-- EXERCISE DIRECTIONS --
Transcribe all the entries word for word, skipping the pictures.

-- DATASET EXCERPTS --
########################################

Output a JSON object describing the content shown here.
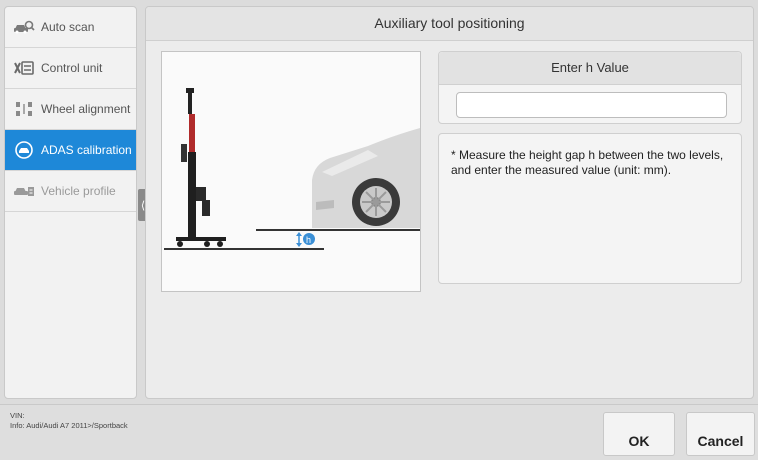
{
  "sidebar": {
    "items": [
      {
        "label": "Auto scan",
        "icon": "car-search-icon"
      },
      {
        "label": "Control unit",
        "icon": "control-unit-icon"
      },
      {
        "label": "Wheel alignment",
        "icon": "wheel-alignment-icon"
      },
      {
        "label": "ADAS calibration",
        "icon": "adas-icon",
        "active": true
      },
      {
        "label": "Vehicle profile",
        "icon": "vehicle-profile-icon"
      }
    ],
    "collapse_glyph": "⟨"
  },
  "main": {
    "title": "Auxiliary tool positioning",
    "illustration": {
      "height_marker": "h"
    },
    "input_card": {
      "header": "Enter h Value",
      "value": "",
      "placeholder": ""
    },
    "note": "* Measure the height gap h between the two levels, and enter the measured value (unit: mm)."
  },
  "footer": {
    "vin_line": "VIN:",
    "info_line": "Info: Audi/Audi A7 2011>/Sportback",
    "ok_label": "OK",
    "cancel_label": "Cancel"
  },
  "colors": {
    "accent": "#1e88d8",
    "height_marker": "#3a8fd6"
  }
}
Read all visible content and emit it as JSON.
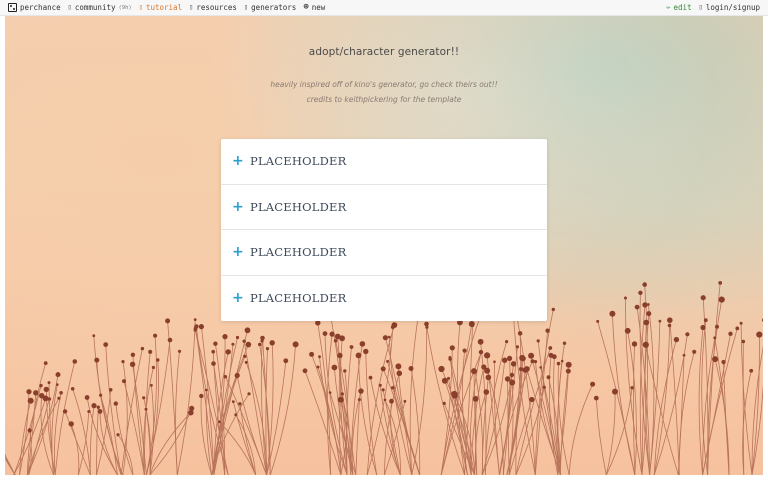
{
  "nav": {
    "left": [
      {
        "name": "perchance",
        "label": "perchance",
        "icon": "dice-icon"
      },
      {
        "name": "community",
        "label": "community",
        "count": "(9h)",
        "icon": "people-icon"
      },
      {
        "name": "tutorial",
        "label": "tutorial",
        "icon": "book-icon"
      },
      {
        "name": "resources",
        "label": "resources",
        "icon": "folder-icon"
      },
      {
        "name": "generators",
        "label": "generators",
        "icon": "grid-icon"
      },
      {
        "name": "new",
        "label": "new",
        "icon": "plus-circle-icon"
      }
    ],
    "right": [
      {
        "name": "edit",
        "label": "edit",
        "icon": "pencil-icon"
      },
      {
        "name": "login",
        "label": "login/signup",
        "icon": "user-icon"
      }
    ]
  },
  "page": {
    "title": "adopt/character generator!!",
    "subtitle_1": "heavily inspired off of kino's generator, go check theirs out!!",
    "subtitle_2": "credits to keithpickering for the template"
  },
  "accordion": {
    "items": [
      {
        "label": "PLACEHOLDER",
        "icon": "plus-icon"
      },
      {
        "label": "PLACEHOLDER",
        "icon": "plus-icon"
      },
      {
        "label": "PLACEHOLDER",
        "icon": "plus-icon"
      },
      {
        "label": "PLACEHOLDER",
        "icon": "plus-icon"
      }
    ]
  },
  "colors": {
    "accent": "#2a9fd0",
    "tutorial": "#d9772b",
    "edit": "#2f8a35"
  }
}
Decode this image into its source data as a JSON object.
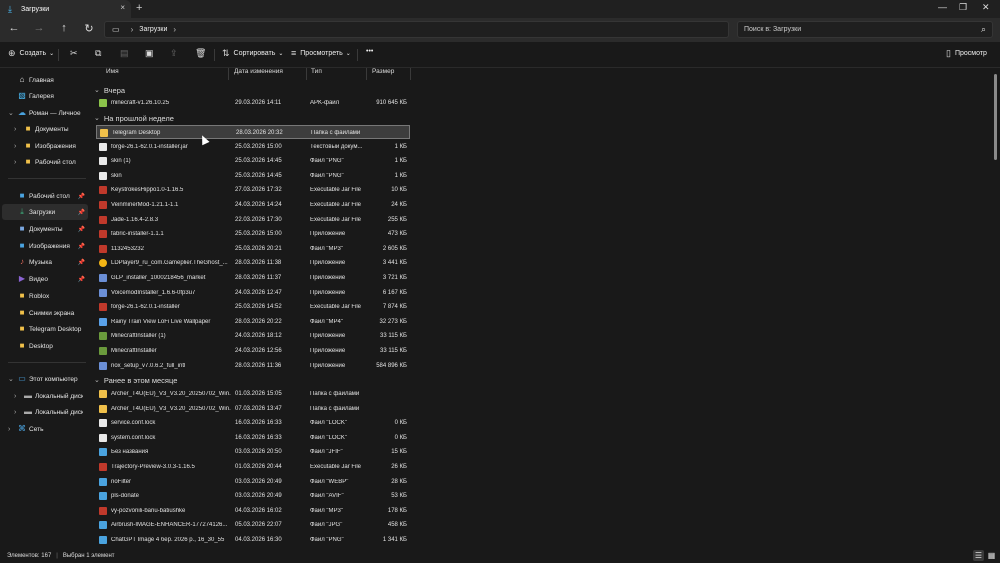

########################################

-- EXERCISE SOLUTION --
Output a JSON object describing the content shown here.
{
  "sidebar": {
    "items": [
      {
        "label": "Auto scan",
        "icon": "car-search-icon"
      },
      {
        "label": "Control unit",
        "icon": "control-unit-icon"
      },
      {
        "label": "Wheel alignment",
        "icon": "wheel-alignment-icon"
      },
      {
        "label": "ADAS calibration",
        "icon": "adas-icon",
        "active": true
      },
      {
        "label": "Vehicle profile",
        "icon": "vehicle-profile-icon"
      }
    ],
    "collapse_glyph": "⟨"
  },
  "main": {
    "title": "Auxiliary tool positioning",
    "illustration": {
      "height_marker": "h"
    },
    "input_card": {
      "header": "Enter h Value",
      "value": "",
      "placeholder": ""
    },
    "note": "* Measure the height gap h between the two levels, and enter the measured value (unit: mm)."
  },
  "footer": {
    "vin_line": "VIN:",
    "info_line": "Info: Audi/Audi A7 2011>/Sportback",
    "ok_label": "OK",
    "cancel_label": "Cancel"
  },
  "colors": {
    "accent": "#1e88d8",
    "height_marker": "#3a8fd6"
  }
}
Read all visible content and emit it as JSON.
{
  "nav": {
    "left": [
      {
        "name": "perchance",
        "label": "perchance",
        "icon": "dice-icon"
      },
      {
        "name": "community",
        "label": "community",
        "count": "(9h)",
        "icon": "people-icon"
      },
      {
        "name": "tutorial",
        "label": "tutorial",
        "icon": "book-icon"
      },
      {
        "name": "resources",
        "label": "resources",
        "icon": "folder-icon"
      },
      {
        "name": "generators",
        "label": "generators",
        "icon": "grid-icon"
      },
      {
        "name": "new",
        "label": "new",
        "icon": "plus-circle-icon"
      }
    ],
    "right": [
      {
        "name": "edit",
        "label": "edit",
        "icon": "pencil-icon"
      },
      {
        "name": "login",
        "label": "login/signup",
        "icon": "user-icon"
      }
    ]
  },
  "page": {
    "title": "adopt/character generator!!",
    "subtitle_1": "heavily inspired off of kino's generator, go check theirs out!!",
    "subtitle_2": "credits to keithpickering for the template"
  },
  "accordion": {
    "items": [
      {
        "label": "PLACEHOLDER",
        "icon": "plus-icon"
      },
      {
        "label": "PLACEHOLDER",
        "icon": "plus-icon"
      },
      {
        "label": "PLACEHOLDER",
        "icon": "plus-icon"
      },
      {
        "label": "PLACEHOLDER",
        "icon": "plus-icon"
      }
    ]
  },
  "colors": {
    "accent": "#2a9fd0",
    "tutorial": "#d9772b",
    "edit": "#2f8a35"
  }
}
Decode this image into its source data as a JSON object.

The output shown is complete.